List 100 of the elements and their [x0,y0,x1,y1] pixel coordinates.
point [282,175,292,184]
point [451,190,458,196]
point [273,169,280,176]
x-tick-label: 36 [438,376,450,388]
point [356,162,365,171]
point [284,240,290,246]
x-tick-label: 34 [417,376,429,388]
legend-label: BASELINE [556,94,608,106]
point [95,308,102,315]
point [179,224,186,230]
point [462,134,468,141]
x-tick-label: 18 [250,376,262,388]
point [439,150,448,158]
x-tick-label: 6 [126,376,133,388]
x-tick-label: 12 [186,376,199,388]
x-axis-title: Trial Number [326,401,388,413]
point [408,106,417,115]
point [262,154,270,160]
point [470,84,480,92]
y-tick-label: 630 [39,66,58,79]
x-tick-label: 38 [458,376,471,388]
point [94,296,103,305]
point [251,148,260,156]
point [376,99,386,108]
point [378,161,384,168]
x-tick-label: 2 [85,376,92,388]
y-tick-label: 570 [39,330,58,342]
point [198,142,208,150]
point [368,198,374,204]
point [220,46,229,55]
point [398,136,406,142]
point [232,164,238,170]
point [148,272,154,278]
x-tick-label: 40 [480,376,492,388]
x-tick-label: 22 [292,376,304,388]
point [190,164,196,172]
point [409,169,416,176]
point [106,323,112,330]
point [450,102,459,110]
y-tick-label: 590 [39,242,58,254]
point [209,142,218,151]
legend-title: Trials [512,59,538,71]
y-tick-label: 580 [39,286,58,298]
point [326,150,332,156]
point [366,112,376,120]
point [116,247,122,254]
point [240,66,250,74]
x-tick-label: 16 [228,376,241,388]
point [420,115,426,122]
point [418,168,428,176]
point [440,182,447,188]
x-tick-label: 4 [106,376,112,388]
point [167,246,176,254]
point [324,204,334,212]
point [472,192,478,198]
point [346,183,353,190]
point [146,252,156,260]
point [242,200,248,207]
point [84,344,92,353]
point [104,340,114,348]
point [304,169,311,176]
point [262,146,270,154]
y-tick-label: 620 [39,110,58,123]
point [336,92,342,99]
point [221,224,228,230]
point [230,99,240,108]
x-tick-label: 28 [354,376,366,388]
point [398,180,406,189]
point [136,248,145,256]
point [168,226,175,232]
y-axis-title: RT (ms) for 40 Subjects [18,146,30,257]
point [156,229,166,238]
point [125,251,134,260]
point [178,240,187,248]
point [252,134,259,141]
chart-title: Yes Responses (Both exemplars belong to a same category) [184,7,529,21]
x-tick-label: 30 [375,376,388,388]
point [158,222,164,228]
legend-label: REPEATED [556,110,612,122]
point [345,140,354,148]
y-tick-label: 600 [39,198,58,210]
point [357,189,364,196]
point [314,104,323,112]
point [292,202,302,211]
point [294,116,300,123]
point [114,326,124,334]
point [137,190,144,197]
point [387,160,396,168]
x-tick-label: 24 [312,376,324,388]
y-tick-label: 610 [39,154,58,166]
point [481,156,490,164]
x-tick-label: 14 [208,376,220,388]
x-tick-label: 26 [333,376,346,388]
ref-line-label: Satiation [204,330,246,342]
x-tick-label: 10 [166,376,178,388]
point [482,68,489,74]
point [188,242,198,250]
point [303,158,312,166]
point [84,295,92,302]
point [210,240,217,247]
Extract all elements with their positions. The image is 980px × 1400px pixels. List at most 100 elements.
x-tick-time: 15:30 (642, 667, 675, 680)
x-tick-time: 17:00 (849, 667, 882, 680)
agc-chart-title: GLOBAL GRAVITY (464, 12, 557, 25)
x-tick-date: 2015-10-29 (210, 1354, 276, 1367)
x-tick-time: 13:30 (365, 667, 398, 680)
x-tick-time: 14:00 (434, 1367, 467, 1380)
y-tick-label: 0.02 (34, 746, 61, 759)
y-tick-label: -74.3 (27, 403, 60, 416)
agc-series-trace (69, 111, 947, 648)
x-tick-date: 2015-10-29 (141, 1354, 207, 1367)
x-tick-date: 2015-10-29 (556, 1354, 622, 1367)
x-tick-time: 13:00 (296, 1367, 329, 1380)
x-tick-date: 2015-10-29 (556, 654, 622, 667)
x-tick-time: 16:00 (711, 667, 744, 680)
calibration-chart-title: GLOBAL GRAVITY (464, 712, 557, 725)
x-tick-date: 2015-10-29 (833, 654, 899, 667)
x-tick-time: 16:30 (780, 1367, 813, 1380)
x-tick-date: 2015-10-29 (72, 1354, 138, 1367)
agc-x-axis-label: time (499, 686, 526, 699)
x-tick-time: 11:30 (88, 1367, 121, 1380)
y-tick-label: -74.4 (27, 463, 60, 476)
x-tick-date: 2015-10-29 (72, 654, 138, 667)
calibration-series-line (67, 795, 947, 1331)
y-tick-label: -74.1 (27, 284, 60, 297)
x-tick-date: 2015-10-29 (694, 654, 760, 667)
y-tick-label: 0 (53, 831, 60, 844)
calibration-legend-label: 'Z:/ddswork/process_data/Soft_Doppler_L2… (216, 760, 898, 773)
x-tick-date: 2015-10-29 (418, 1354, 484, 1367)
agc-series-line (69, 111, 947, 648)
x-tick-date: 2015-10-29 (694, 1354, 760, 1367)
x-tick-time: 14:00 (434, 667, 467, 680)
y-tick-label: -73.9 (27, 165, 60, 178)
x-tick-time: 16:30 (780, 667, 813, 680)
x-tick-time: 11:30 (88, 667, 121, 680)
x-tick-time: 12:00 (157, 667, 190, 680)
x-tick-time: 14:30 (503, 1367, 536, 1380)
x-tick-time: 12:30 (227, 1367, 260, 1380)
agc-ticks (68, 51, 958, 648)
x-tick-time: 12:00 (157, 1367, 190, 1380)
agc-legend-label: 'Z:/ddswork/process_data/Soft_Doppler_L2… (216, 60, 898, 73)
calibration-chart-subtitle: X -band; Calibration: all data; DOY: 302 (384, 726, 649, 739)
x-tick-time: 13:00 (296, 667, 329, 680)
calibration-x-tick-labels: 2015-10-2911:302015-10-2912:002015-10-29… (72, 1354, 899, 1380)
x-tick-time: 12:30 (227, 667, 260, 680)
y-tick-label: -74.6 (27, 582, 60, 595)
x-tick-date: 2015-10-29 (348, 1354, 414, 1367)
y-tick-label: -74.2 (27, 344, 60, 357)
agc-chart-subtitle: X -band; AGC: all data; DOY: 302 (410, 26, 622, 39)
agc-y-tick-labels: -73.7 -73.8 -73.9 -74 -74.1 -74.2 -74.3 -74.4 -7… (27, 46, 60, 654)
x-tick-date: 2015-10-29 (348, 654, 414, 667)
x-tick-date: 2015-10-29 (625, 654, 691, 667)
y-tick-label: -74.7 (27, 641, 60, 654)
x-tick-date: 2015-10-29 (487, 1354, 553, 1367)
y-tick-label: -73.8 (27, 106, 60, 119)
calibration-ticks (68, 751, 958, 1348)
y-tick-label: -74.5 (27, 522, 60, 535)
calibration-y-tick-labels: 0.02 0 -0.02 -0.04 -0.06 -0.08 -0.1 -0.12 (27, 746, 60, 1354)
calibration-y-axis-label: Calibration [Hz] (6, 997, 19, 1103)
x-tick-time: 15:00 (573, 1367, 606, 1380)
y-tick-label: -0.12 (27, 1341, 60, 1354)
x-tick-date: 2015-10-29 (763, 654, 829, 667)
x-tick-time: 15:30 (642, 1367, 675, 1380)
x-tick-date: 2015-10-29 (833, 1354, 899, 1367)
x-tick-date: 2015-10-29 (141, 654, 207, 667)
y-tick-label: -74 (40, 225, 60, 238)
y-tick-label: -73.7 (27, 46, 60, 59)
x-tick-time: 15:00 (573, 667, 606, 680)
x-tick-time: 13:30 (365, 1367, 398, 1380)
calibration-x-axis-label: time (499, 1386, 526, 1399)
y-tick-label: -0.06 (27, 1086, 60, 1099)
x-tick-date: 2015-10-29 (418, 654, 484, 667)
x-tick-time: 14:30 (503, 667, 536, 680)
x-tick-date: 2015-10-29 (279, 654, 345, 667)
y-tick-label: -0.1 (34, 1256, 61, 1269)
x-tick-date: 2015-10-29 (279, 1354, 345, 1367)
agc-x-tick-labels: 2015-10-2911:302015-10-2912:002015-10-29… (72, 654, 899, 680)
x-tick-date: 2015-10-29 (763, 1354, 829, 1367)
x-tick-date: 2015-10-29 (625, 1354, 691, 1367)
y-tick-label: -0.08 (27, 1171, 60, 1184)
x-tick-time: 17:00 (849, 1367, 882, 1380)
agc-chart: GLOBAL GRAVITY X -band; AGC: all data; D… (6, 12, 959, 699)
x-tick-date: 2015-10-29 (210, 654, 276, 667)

Task statement - Reproduce the material verbatim, from its first line through the line containing "point [220,46,229,55]", with both of those lines included.

The completed task -
List 100 of the elements and their [x0,y0,x1,y1] pixel coordinates.
point [282,175,292,184]
point [451,190,458,196]
point [273,169,280,176]
x-tick-label: 36 [438,376,450,388]
point [356,162,365,171]
point [284,240,290,246]
x-tick-label: 34 [417,376,429,388]
legend-label: BASELINE [556,94,608,106]
point [95,308,102,315]
point [179,224,186,230]
point [462,134,468,141]
x-tick-label: 18 [250,376,262,388]
point [439,150,448,158]
x-tick-label: 6 [126,376,133,388]
x-tick-label: 12 [186,376,199,388]
x-axis-title: Trial Number [326,401,388,413]
point [408,106,417,115]
point [262,154,270,160]
point [470,84,480,92]
y-tick-label: 630 [39,66,58,79]
x-tick-label: 38 [458,376,471,388]
point [94,296,103,305]
point [251,148,260,156]
point [376,99,386,108]
point [378,161,384,168]
x-tick-label: 2 [85,376,92,388]
y-tick-label: 570 [39,330,58,342]
point [198,142,208,150]
point [368,198,374,204]
point [220,46,229,55]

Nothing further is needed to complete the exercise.